_Data for the task_.
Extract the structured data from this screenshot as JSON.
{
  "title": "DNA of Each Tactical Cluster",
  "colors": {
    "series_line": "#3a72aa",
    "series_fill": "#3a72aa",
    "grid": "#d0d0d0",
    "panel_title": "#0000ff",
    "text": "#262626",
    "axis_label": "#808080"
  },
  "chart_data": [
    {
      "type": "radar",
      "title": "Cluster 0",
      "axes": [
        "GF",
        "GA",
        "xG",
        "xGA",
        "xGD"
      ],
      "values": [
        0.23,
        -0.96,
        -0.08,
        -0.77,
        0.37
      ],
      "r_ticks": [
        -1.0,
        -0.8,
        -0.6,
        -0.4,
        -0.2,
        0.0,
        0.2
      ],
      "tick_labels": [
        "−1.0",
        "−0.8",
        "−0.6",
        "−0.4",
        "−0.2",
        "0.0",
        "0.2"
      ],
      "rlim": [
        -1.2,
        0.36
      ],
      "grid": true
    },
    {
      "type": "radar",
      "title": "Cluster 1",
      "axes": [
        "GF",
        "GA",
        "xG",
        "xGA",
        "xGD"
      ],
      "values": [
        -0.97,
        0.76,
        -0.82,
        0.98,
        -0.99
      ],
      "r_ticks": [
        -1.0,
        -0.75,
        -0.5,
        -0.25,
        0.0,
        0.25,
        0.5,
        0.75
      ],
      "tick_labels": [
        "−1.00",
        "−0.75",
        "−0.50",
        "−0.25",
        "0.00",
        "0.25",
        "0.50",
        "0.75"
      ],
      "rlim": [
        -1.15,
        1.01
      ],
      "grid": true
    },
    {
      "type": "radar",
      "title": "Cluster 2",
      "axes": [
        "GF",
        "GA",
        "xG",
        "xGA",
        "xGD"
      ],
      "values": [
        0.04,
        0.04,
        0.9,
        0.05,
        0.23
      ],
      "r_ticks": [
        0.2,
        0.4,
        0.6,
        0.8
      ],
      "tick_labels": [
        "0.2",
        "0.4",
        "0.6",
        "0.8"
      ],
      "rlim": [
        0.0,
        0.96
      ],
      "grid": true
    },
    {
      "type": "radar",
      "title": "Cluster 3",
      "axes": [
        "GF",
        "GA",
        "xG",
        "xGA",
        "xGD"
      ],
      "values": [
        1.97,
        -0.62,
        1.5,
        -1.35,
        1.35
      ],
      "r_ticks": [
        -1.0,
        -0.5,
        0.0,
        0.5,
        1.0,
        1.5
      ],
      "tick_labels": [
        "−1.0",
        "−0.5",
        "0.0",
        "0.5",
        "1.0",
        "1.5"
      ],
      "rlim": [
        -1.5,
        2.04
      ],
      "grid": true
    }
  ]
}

_Problem to solve_.
Extract each line holding the word "Cluster" from the records.

_Solution to the exercise_.
  "title": "DNA of Each Tactical Cluster",
      "title": "Cluster 0",
      "title": "Cluster 1",
      "title": "Cluster 2",
      "title": "Cluster 3",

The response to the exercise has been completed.